**Work to do:** Filter the listing below, copying every line in which the word "JSON" appears.
----- Recorded data
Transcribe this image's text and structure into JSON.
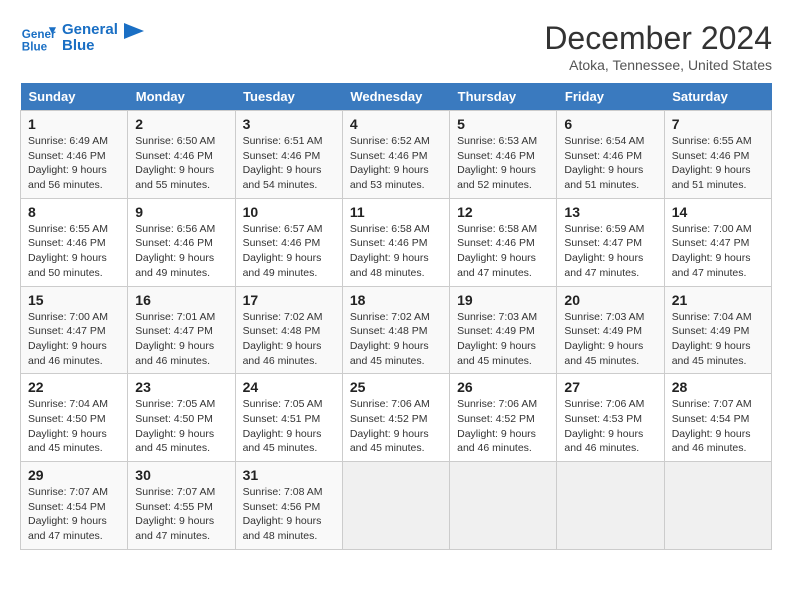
{
  "header": {
    "logo_line1": "General",
    "logo_line2": "Blue",
    "month": "December 2024",
    "location": "Atoka, Tennessee, United States"
  },
  "days_of_week": [
    "Sunday",
    "Monday",
    "Tuesday",
    "Wednesday",
    "Thursday",
    "Friday",
    "Saturday"
  ],
  "weeks": [
    [
      {
        "day": 1,
        "info": "Sunrise: 6:49 AM\nSunset: 4:46 PM\nDaylight: 9 hours\nand 56 minutes."
      },
      {
        "day": 2,
        "info": "Sunrise: 6:50 AM\nSunset: 4:46 PM\nDaylight: 9 hours\nand 55 minutes."
      },
      {
        "day": 3,
        "info": "Sunrise: 6:51 AM\nSunset: 4:46 PM\nDaylight: 9 hours\nand 54 minutes."
      },
      {
        "day": 4,
        "info": "Sunrise: 6:52 AM\nSunset: 4:46 PM\nDaylight: 9 hours\nand 53 minutes."
      },
      {
        "day": 5,
        "info": "Sunrise: 6:53 AM\nSunset: 4:46 PM\nDaylight: 9 hours\nand 52 minutes."
      },
      {
        "day": 6,
        "info": "Sunrise: 6:54 AM\nSunset: 4:46 PM\nDaylight: 9 hours\nand 51 minutes."
      },
      {
        "day": 7,
        "info": "Sunrise: 6:55 AM\nSunset: 4:46 PM\nDaylight: 9 hours\nand 51 minutes."
      }
    ],
    [
      {
        "day": 8,
        "info": "Sunrise: 6:55 AM\nSunset: 4:46 PM\nDaylight: 9 hours\nand 50 minutes."
      },
      {
        "day": 9,
        "info": "Sunrise: 6:56 AM\nSunset: 4:46 PM\nDaylight: 9 hours\nand 49 minutes."
      },
      {
        "day": 10,
        "info": "Sunrise: 6:57 AM\nSunset: 4:46 PM\nDaylight: 9 hours\nand 49 minutes."
      },
      {
        "day": 11,
        "info": "Sunrise: 6:58 AM\nSunset: 4:46 PM\nDaylight: 9 hours\nand 48 minutes."
      },
      {
        "day": 12,
        "info": "Sunrise: 6:58 AM\nSunset: 4:46 PM\nDaylight: 9 hours\nand 47 minutes."
      },
      {
        "day": 13,
        "info": "Sunrise: 6:59 AM\nSunset: 4:47 PM\nDaylight: 9 hours\nand 47 minutes."
      },
      {
        "day": 14,
        "info": "Sunrise: 7:00 AM\nSunset: 4:47 PM\nDaylight: 9 hours\nand 47 minutes."
      }
    ],
    [
      {
        "day": 15,
        "info": "Sunrise: 7:00 AM\nSunset: 4:47 PM\nDaylight: 9 hours\nand 46 minutes."
      },
      {
        "day": 16,
        "info": "Sunrise: 7:01 AM\nSunset: 4:47 PM\nDaylight: 9 hours\nand 46 minutes."
      },
      {
        "day": 17,
        "info": "Sunrise: 7:02 AM\nSunset: 4:48 PM\nDaylight: 9 hours\nand 46 minutes."
      },
      {
        "day": 18,
        "info": "Sunrise: 7:02 AM\nSunset: 4:48 PM\nDaylight: 9 hours\nand 45 minutes."
      },
      {
        "day": 19,
        "info": "Sunrise: 7:03 AM\nSunset: 4:49 PM\nDaylight: 9 hours\nand 45 minutes."
      },
      {
        "day": 20,
        "info": "Sunrise: 7:03 AM\nSunset: 4:49 PM\nDaylight: 9 hours\nand 45 minutes."
      },
      {
        "day": 21,
        "info": "Sunrise: 7:04 AM\nSunset: 4:49 PM\nDaylight: 9 hours\nand 45 minutes."
      }
    ],
    [
      {
        "day": 22,
        "info": "Sunrise: 7:04 AM\nSunset: 4:50 PM\nDaylight: 9 hours\nand 45 minutes."
      },
      {
        "day": 23,
        "info": "Sunrise: 7:05 AM\nSunset: 4:50 PM\nDaylight: 9 hours\nand 45 minutes."
      },
      {
        "day": 24,
        "info": "Sunrise: 7:05 AM\nSunset: 4:51 PM\nDaylight: 9 hours\nand 45 minutes."
      },
      {
        "day": 25,
        "info": "Sunrise: 7:06 AM\nSunset: 4:52 PM\nDaylight: 9 hours\nand 45 minutes."
      },
      {
        "day": 26,
        "info": "Sunrise: 7:06 AM\nSunset: 4:52 PM\nDaylight: 9 hours\nand 46 minutes."
      },
      {
        "day": 27,
        "info": "Sunrise: 7:06 AM\nSunset: 4:53 PM\nDaylight: 9 hours\nand 46 minutes."
      },
      {
        "day": 28,
        "info": "Sunrise: 7:07 AM\nSunset: 4:54 PM\nDaylight: 9 hours\nand 46 minutes."
      }
    ],
    [
      {
        "day": 29,
        "info": "Sunrise: 7:07 AM\nSunset: 4:54 PM\nDaylight: 9 hours\nand 47 minutes."
      },
      {
        "day": 30,
        "info": "Sunrise: 7:07 AM\nSunset: 4:55 PM\nDaylight: 9 hours\nand 47 minutes."
      },
      {
        "day": 31,
        "info": "Sunrise: 7:08 AM\nSunset: 4:56 PM\nDaylight: 9 hours\nand 48 minutes."
      },
      null,
      null,
      null,
      null
    ]
  ]
}
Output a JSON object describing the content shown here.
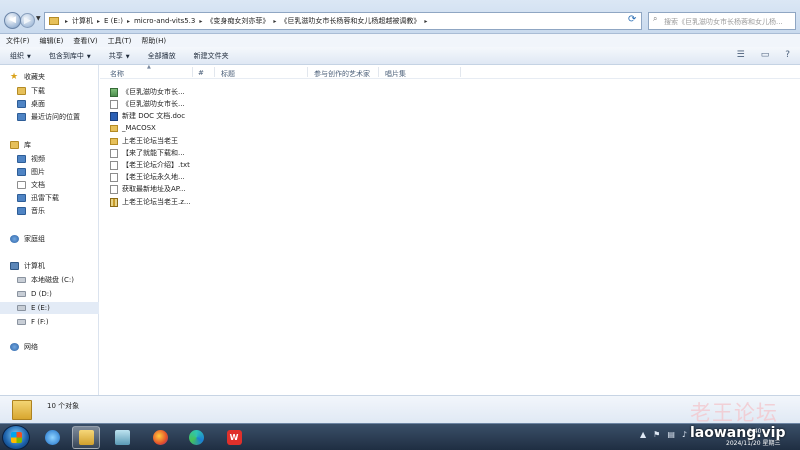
{
  "addressbar": {
    "crumbs": [
      "计算机",
      "E (E:)",
      "micro-and-vits5.3",
      "《变身痴女刘亦菲》",
      "《巨乳滋叻女市长杨蓉和女儿杨超越被调教》"
    ],
    "search_placeholder": "搜索《巨乳滋叻女市长杨蓉和女儿杨..."
  },
  "menubar": {
    "items": [
      "文件(F)",
      "编辑(E)",
      "查看(V)",
      "工具(T)",
      "帮助(H)"
    ]
  },
  "toolbar": {
    "organize": "组织",
    "include_library": "包含到库中",
    "share": "共享",
    "play_all": "全部播放",
    "new_folder": "新建文件夹"
  },
  "navpane": {
    "favorites": "收藏夹",
    "downloads": "下载",
    "desktop": "桌面",
    "recent": "最近访问的位置",
    "libraries": "库",
    "videos": "视频",
    "pictures": "图片",
    "documents": "文档",
    "xunlei": "迅雷下载",
    "music": "音乐",
    "homegroup": "家庭组",
    "computer": "计算机",
    "drive_c": "本地磁盘 (C:)",
    "drive_d": "D (D:)",
    "drive_e": "E (E:)",
    "drive_f": "F (F:)",
    "network": "网络"
  },
  "columns": {
    "name": "名称",
    "number": "#",
    "title": "标题",
    "artists": "参与创作的艺术家",
    "album": "唱片集"
  },
  "files": [
    {
      "name": "《巨乳滋叻女市长...",
      "icon": "image-file-icon"
    },
    {
      "name": "《巨乳滋叻女市长...",
      "icon": "document-file-icon"
    },
    {
      "name": "新建 DOC 文档.doc",
      "icon": "word-file-icon"
    },
    {
      "name": "_MACOSX",
      "icon": "folder-icon"
    },
    {
      "name": "上老王论坛当老王",
      "icon": "folder-icon"
    },
    {
      "name": "【来了就能下载和...",
      "icon": "document-file-icon"
    },
    {
      "name": "【老王论坛介绍】.txt",
      "icon": "document-file-icon"
    },
    {
      "name": "【老王论坛永久地...",
      "icon": "document-file-icon"
    },
    {
      "name": "获取最新地址及AP...",
      "icon": "document-file-icon"
    },
    {
      "name": "上老王论坛当老王.z...",
      "icon": "zip-file-icon"
    }
  ],
  "details": {
    "item_count": "10 个对象"
  },
  "watermark": {
    "title": "老王论坛",
    "url": "laowang.vip"
  },
  "taskbar": {
    "time": "8:40",
    "date": "2024/11/20 星期三"
  }
}
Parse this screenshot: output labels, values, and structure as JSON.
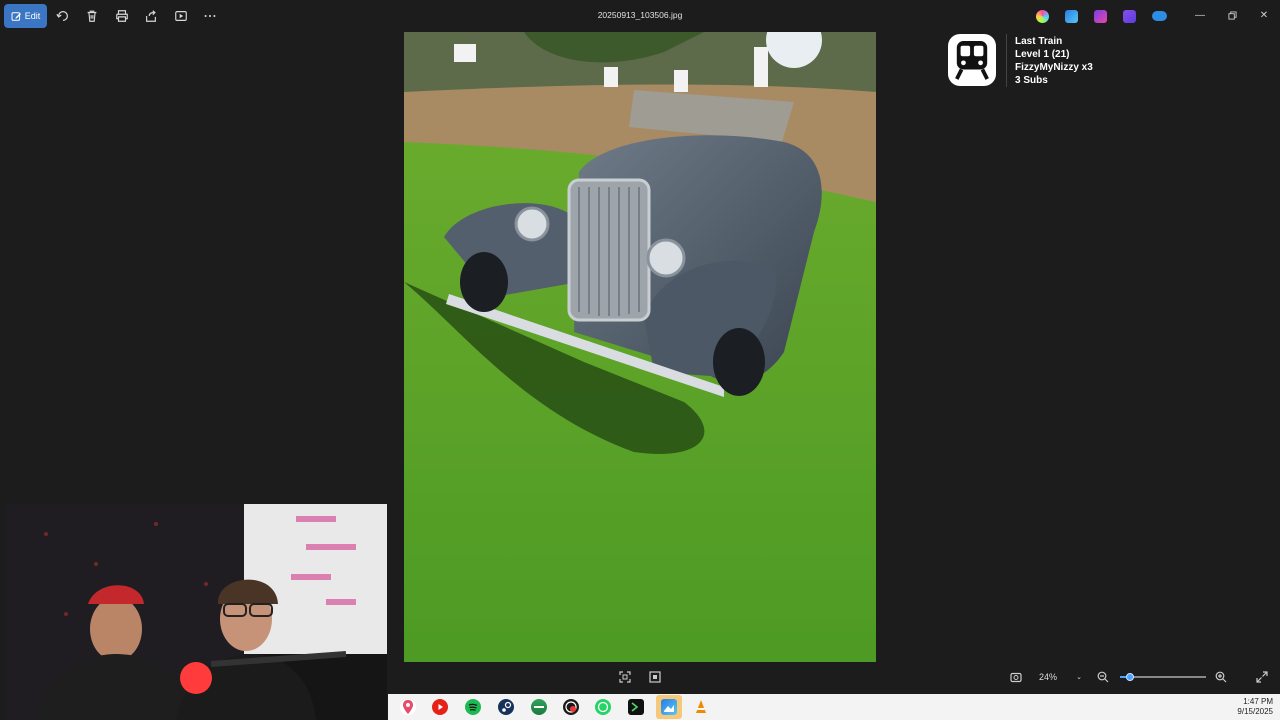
{
  "toolbar": {
    "edit_label": "Edit",
    "icons": [
      "edit-icon",
      "rotate-icon",
      "delete-icon",
      "print-icon",
      "share-icon",
      "slideshow-icon",
      "more-icon"
    ]
  },
  "file": {
    "name": "20250913_103506.jpg"
  },
  "title_apps": [
    "copilot-icon",
    "photos-icon",
    "clipchamp-icon",
    "designer-icon",
    "onedrive-icon"
  ],
  "window_controls": [
    "minimize-icon",
    "restore-icon",
    "close-icon"
  ],
  "overlay": {
    "icon": "train-icon",
    "line1": "Last Train",
    "line2": "Level 1  (21)",
    "line3": "FizzyMyNizzy x3",
    "line4": "3 Subs"
  },
  "viewbar": {
    "zoom_value": "24%",
    "zoom_level": 0.08
  },
  "taskbar": {
    "apps": [
      "maps-icon",
      "youtube-icon",
      "spotify-icon",
      "steam-icon",
      "app-icon",
      "obs-icon",
      "whatsapp-icon",
      "terminal-icon",
      "photos-icon",
      "vlc-icon"
    ],
    "time": "1:47 PM",
    "date": "9/15/2025"
  },
  "colors": {
    "accent": "#3a76c4",
    "background": "#1c1c1c",
    "slider": "#4ea1ff"
  }
}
----------
**Reply to the exercise:**
Transcribe this image's text and structure into JSON.
Output a JSON object describing the content shown here.
Parse this screenshot: output labels, values, and structure as JSON.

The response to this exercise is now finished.